> Stated exercise: Look for "shirt" in the listing below. Gather each line that contains it.

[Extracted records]
++++++++++++++++++++
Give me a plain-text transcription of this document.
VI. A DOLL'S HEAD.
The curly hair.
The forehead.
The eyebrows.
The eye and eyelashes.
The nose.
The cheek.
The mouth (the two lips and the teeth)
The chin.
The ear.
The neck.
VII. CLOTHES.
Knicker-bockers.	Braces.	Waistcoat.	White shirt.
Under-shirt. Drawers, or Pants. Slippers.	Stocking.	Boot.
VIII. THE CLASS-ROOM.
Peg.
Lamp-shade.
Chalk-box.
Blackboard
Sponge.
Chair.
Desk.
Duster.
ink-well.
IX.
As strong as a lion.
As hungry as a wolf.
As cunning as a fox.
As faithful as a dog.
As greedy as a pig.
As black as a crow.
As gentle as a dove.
++++++++++++++++++++
> Full response:
Knicker-bockers.	Braces.	Waistcoat.	White shirt.
Under-shirt. Drawers, or Pants. Slippers.	Stocking.	Boot.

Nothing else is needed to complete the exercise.